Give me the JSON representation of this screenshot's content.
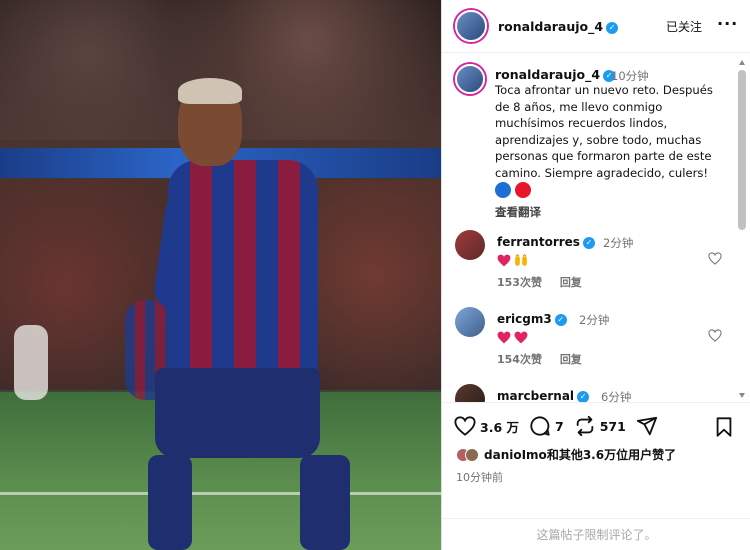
{
  "post": {
    "username": "ronaldaraujo_4",
    "follow_status": "已关注",
    "more": "···",
    "caption_time": "10分钟",
    "caption_text": "Toca afrontar un nuevo reto. Después de 8 años, me llevo conmigo muchísimos recuerdos lindos, aprendizajes y, sobre todo, muchas personas que formaron parte de este camino. Siempre agradecido, culers!",
    "caption_emojis": [
      "blue-circle",
      "red-circle"
    ],
    "translate_label": "查看翻译"
  },
  "colors": {
    "verified": "#1d9bf0",
    "heart_red": "#e0245e",
    "muted": "#737373",
    "story_ring": "#d6249f",
    "blue_circle": "#1d6fd6",
    "red_circle": "#e8162a"
  },
  "comments": [
    {
      "username": "ferrantorres",
      "time": "2分钟",
      "emojis": [
        "red-heart",
        "raised-hands"
      ],
      "likes": "153次赞",
      "reply": "回复"
    },
    {
      "username": "ericgm3",
      "time": "2分钟",
      "emojis": [
        "red-heart",
        "red-heart"
      ],
      "likes": "154次赞",
      "reply": "回复"
    },
    {
      "username": "marcbernal",
      "time": "6分钟"
    }
  ],
  "actions": {
    "likes": "3.6 万",
    "comments": "7",
    "reposts": "571"
  },
  "liked_by": {
    "user": "danиolmo",
    "user_display": "danioImo",
    "rest": "和其他3.6万位用户赞了"
  },
  "posted_ago": "10分钟前",
  "comments_restricted": "这篇帖子限制评论了。"
}
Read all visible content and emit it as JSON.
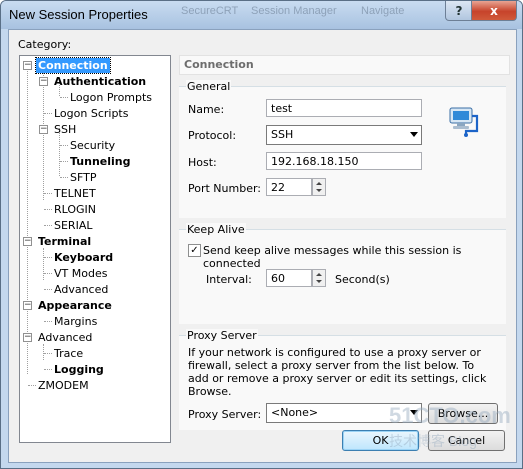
{
  "window": {
    "title": "New Session Properties",
    "background_tabs": [
      "SecureCRT",
      "Session Manager",
      "Navigate"
    ],
    "help_label": "?",
    "close_label": "x"
  },
  "category_label": "Category:",
  "tree": {
    "items": [
      {
        "label": "Connection",
        "bold": true,
        "selected": true
      },
      {
        "label": "Authentication",
        "bold": true
      },
      {
        "label": "Logon Prompts"
      },
      {
        "label": "Logon Scripts"
      },
      {
        "label": "SSH"
      },
      {
        "label": "Security"
      },
      {
        "label": "Tunneling",
        "bold": true
      },
      {
        "label": "SFTP"
      },
      {
        "label": "TELNET"
      },
      {
        "label": "RLOGIN"
      },
      {
        "label": "SERIAL"
      },
      {
        "label": "Terminal",
        "bold": true
      },
      {
        "label": "Keyboard",
        "bold": true
      },
      {
        "label": "VT Modes"
      },
      {
        "label": "Advanced"
      },
      {
        "label": "Appearance",
        "bold": true
      },
      {
        "label": "Margins"
      },
      {
        "label": "Advanced"
      },
      {
        "label": "Trace"
      },
      {
        "label": "Logging",
        "bold": true
      },
      {
        "label": "ZMODEM"
      }
    ],
    "toggle_symbol": "−"
  },
  "panel": {
    "header": "Connection",
    "general": {
      "title": "General",
      "name_label": "Name:",
      "name_value": "test",
      "protocol_label": "Protocol:",
      "protocol_value": "SSH",
      "host_label": "Host:",
      "host_value": "192.168.18.150",
      "port_label": "Port Number:",
      "port_value": "22"
    },
    "keepalive": {
      "title": "Keep Alive",
      "checkbox_label": "Send keep alive messages while this session is connected",
      "checked_mark": "✓",
      "interval_label": "Interval:",
      "interval_value": "60",
      "interval_unit": "Second(s)"
    },
    "proxy": {
      "title": "Proxy Server",
      "description": "If your network is configured to use a proxy server or firewall, select a proxy server from the list below. To add or remove a proxy server or edit its settings, click Browse.",
      "proxy_label": "Proxy Server:",
      "proxy_value": "<None>",
      "browse_label": "Browse..."
    }
  },
  "buttons": {
    "ok": "OK",
    "cancel": "Cancel"
  },
  "watermark": {
    "line1": "51CTO.com",
    "line2": "技术博客  Blog"
  },
  "colors": {
    "selection": "#3399ff",
    "titlebar": "#b9d1ea",
    "close_button": "#c7432b"
  }
}
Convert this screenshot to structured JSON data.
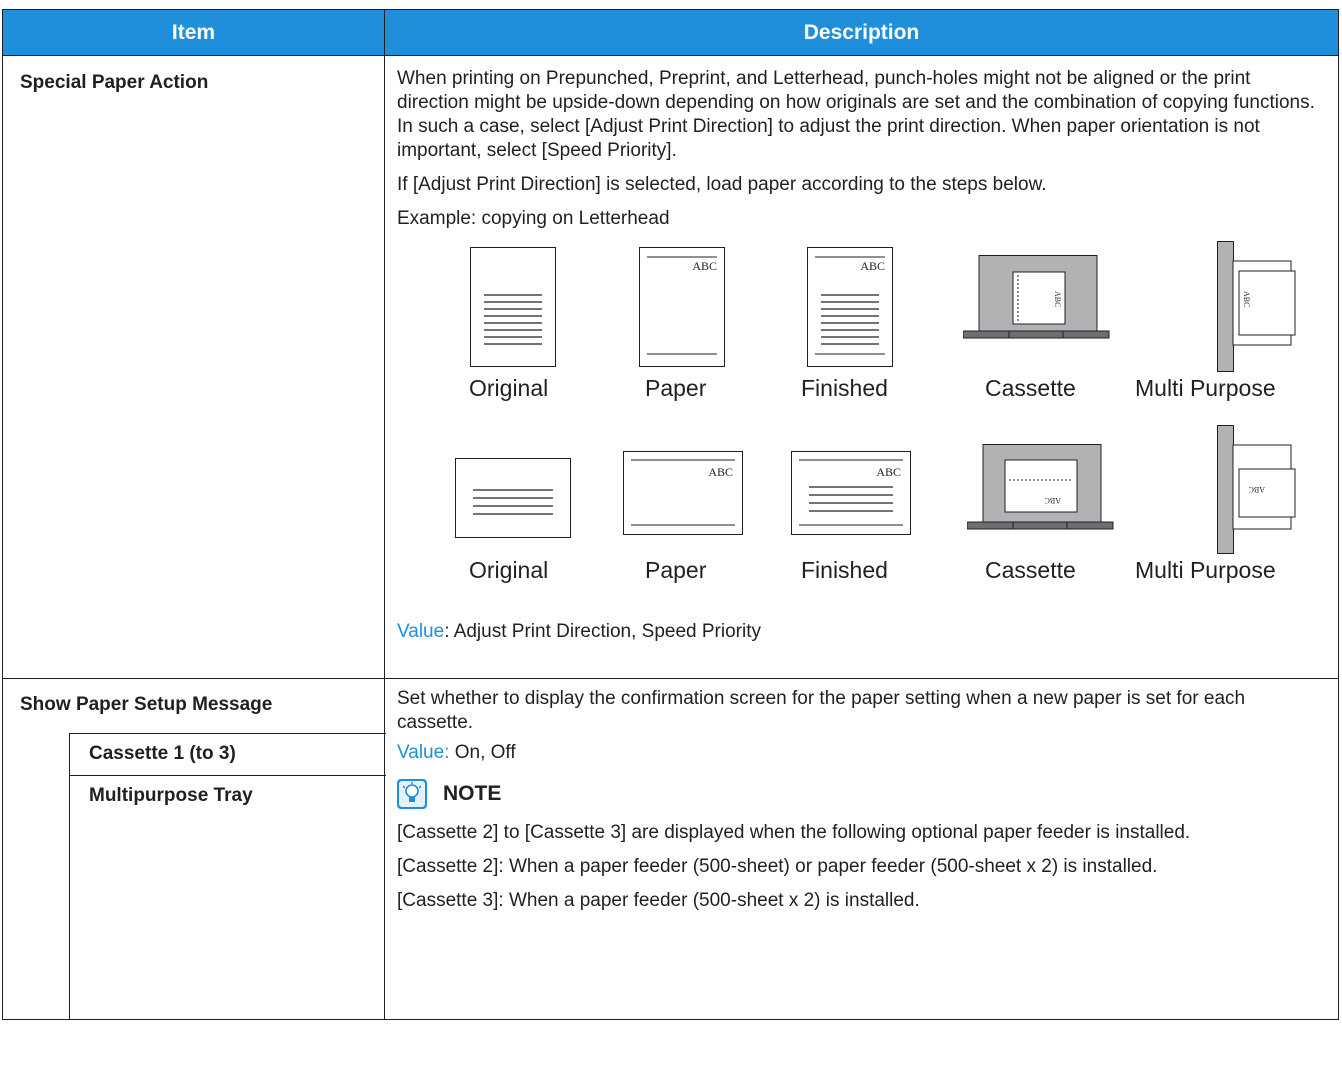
{
  "header": {
    "item": "Item",
    "description": "Description"
  },
  "row1": {
    "item": "Special Paper Action",
    "paragraphs": [
      "When printing on Prepunched, Preprint, and Letterhead, punch-holes might not be aligned or the print direction might be upside-down depending on how originals are set and the combination of copying functions. In such a case, select [Adjust Print Direction] to adjust the print direction. When paper orientation is not important, select [Speed Priority].",
      "If [Adjust Print Direction] is selected, load paper according to the steps below.",
      "Example: copying on Letterhead"
    ],
    "figure_labels": {
      "original": "Original",
      "paper": "Paper",
      "finished": "Finished",
      "cassette": "Cassette",
      "mp": "Multi Purpose"
    },
    "paper_mark": "ABC",
    "value_key": "Value",
    "value_text": ": Adjust Print Direction, Speed Priority"
  },
  "row2": {
    "item": "Show Paper Setup Message",
    "sub_items": [
      "Cassette 1 (to 3)",
      "Multipurpose Tray"
    ],
    "paragraph": "Set whether to display the confirmation screen for the paper setting when a new paper is set for each cassette.",
    "value_key": "Value:",
    "value_text": " On, Off",
    "note_title": "NOTE",
    "note_paragraphs": [
      "[Cassette 2] to [Cassette 3] are displayed when the following optional paper feeder is installed.",
      "[Cassette 2]: When a paper feeder (500-sheet) or paper feeder (500-sheet x 2) is installed.",
      "[Cassette 3]: When a paper feeder (500-sheet x 2) is installed."
    ]
  },
  "colors": {
    "header_bg": "#1f8fdc",
    "value_key": "#1f8fdc",
    "tray_gray": "#b0b2b4"
  }
}
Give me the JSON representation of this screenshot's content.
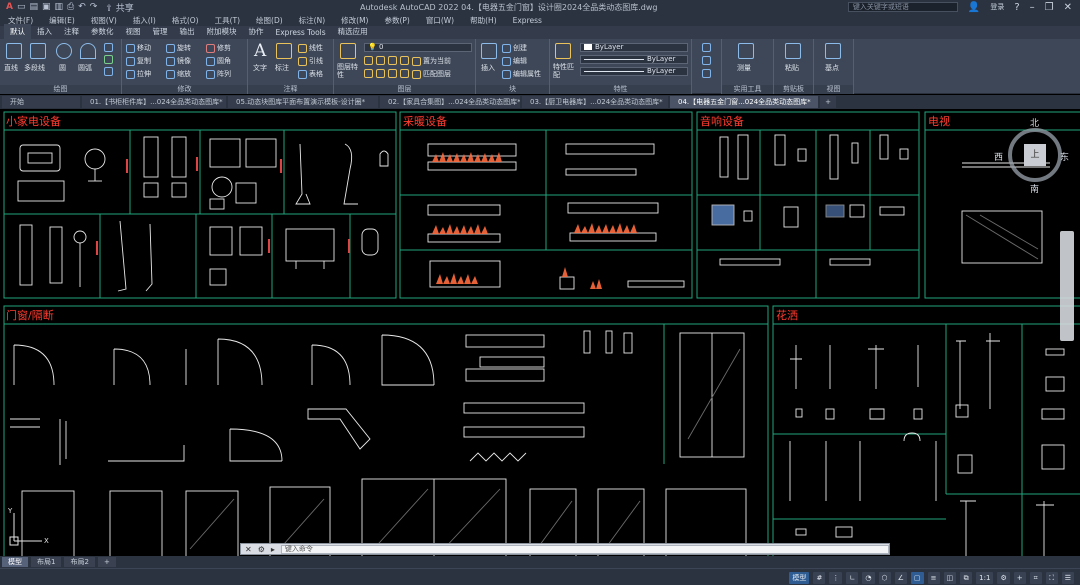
{
  "titlebar": {
    "share_label": "共享",
    "title": "Autodesk AutoCAD 2022    04.【电器五金门窗】设计圈2024全品类动态图库.dwg",
    "search_placeholder": "键入关键字或短语",
    "user_label": "登录"
  },
  "menu": [
    "文件(F)",
    "编辑(E)",
    "视图(V)",
    "插入(I)",
    "格式(O)",
    "工具(T)",
    "绘图(D)",
    "标注(N)",
    "修改(M)",
    "参数(P)",
    "窗口(W)",
    "帮助(H)",
    "Express"
  ],
  "ribbon_tabs": [
    "默认",
    "插入",
    "注释",
    "参数化",
    "视图",
    "管理",
    "输出",
    "附加模块",
    "协作",
    "Express Tools",
    "精选应用"
  ],
  "ribbon": {
    "draw": {
      "title": "绘图",
      "line": "直线",
      "polyline": "多段线",
      "circle": "圆",
      "arc": "圆弧"
    },
    "modify": {
      "title": "修改",
      "move": "移动",
      "rotate": "旋转",
      "trim": "修剪",
      "copy": "复制",
      "mirror": "镜像",
      "fillet": "圆角",
      "stretch": "拉伸",
      "scale": "缩放",
      "array": "阵列"
    },
    "annotation": {
      "title": "注释",
      "text": "文字",
      "dimension": "标注",
      "linear": "线性",
      "leader": "引线",
      "table": "表格"
    },
    "layers": {
      "title": "图层",
      "layer_props": "图层特性",
      "current_layer": "0",
      "make_current": "置为当前",
      "match_layer": "匹配图层"
    },
    "block": {
      "title": "块",
      "insert": "插入",
      "create": "创建",
      "edit": "编辑",
      "edit_attr": "编辑属性"
    },
    "properties": {
      "title": "特性",
      "match": "特性匹配",
      "color": "ByLayer",
      "linetype": "ByLayer",
      "lineweight": "ByLayer"
    },
    "utilities": {
      "title": "实用工具",
      "measure": "测量"
    },
    "clipboard": {
      "title": "剪贴板",
      "paste": "粘贴"
    },
    "view": {
      "title": "视图",
      "base": "基点"
    }
  },
  "doc_tabs": [
    {
      "label": "开始",
      "active": false
    },
    {
      "label": "01.【书柜柜件库】...024全品类动态图库*",
      "active": false
    },
    {
      "label": "05.动态块图库平面布置演示模板-设计圈*",
      "active": false
    },
    {
      "label": "02.【家具合集图】...024全品类动态图库*",
      "active": false
    },
    {
      "label": "03.【厨卫电器库】...024全品类动态图库*",
      "active": false
    },
    {
      "label": "04.【电器五金门窗...024全品类动态图库*",
      "active": true
    }
  ],
  "canvas": {
    "sections": {
      "appliances": "小家电设备",
      "heating": "采暖设备",
      "audio": "音响设备",
      "tv": "电视",
      "doors": "门窗/隔断",
      "shower": "花洒"
    },
    "viewcube": {
      "north": "北",
      "south": "南",
      "east": "东",
      "west": "西",
      "face": "上"
    },
    "ucs": {
      "x": "X",
      "y": "Y"
    },
    "accent_red": "#ff3b2f",
    "frame_green": "#1fa57a"
  },
  "command": {
    "placeholder": "键入命令"
  },
  "layout_tabs": [
    {
      "label": "模型",
      "active": true
    },
    {
      "label": "布局1",
      "active": false
    },
    {
      "label": "布局2",
      "active": false
    }
  ],
  "status": {
    "model_label": "模型",
    "scale": "1:1"
  }
}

**What is required**. Report all lines of the data that include the word "Adjust".

**Answer to this exercise**.
      "When printing on Prepunched, Preprint, and Letterhead, punch-holes might not be aligned or the print direction might be upside-down depending on how originals are set and the combination of copying functions. In such a case, select [Adjust Print Direction] to adjust the print direction. When paper orientation is not important, select [Speed Priority].",
      "If [Adjust Print Direction] is selected, load paper according to the steps below.",
    "value_text": ": Adjust Print Direction, Speed Priority"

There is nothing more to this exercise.